» The request
Take the data below and repeat it exactly.

» Saved data entries

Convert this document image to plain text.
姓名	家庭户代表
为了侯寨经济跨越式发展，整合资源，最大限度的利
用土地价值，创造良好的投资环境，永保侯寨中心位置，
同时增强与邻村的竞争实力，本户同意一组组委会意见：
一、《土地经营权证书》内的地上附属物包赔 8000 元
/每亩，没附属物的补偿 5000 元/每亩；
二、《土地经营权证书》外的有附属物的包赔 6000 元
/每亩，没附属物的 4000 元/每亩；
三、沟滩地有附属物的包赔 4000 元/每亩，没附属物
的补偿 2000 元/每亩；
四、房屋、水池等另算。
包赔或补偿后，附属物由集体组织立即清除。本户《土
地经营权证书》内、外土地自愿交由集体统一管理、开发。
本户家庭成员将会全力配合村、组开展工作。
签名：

» Answer to this task
Convert this document image to plain text.
姓名	家庭户代表
为了侯寨经济跨越式发展，整合资源，最大限度的利
用土地价值，创造良好的投资环境，永保侯寨中心位置，
同时增强与邻村的竞争实力，本户同意一组组委会意见：
一、《土地经营权证书》内的地上附属物包赔 8000 元
/每亩，没附属物的补偿 5000 元/每亩；
二、《土地经营权证书》外的有附属物的包赔 6000 元
/每亩，没附属物的 4000 元/每亩；
三、沟滩地有附属物的包赔 4000 元/每亩，没附属物
的补偿 2000 元/每亩；
四、房屋、水池等另算。
包赔或补偿后，附属物由集体组织立即清除。本户《土
地经营权证书》内、外土地自愿交由集体统一管理、开发。
本户家庭成员将会全力配合村、组开展工作。
签名：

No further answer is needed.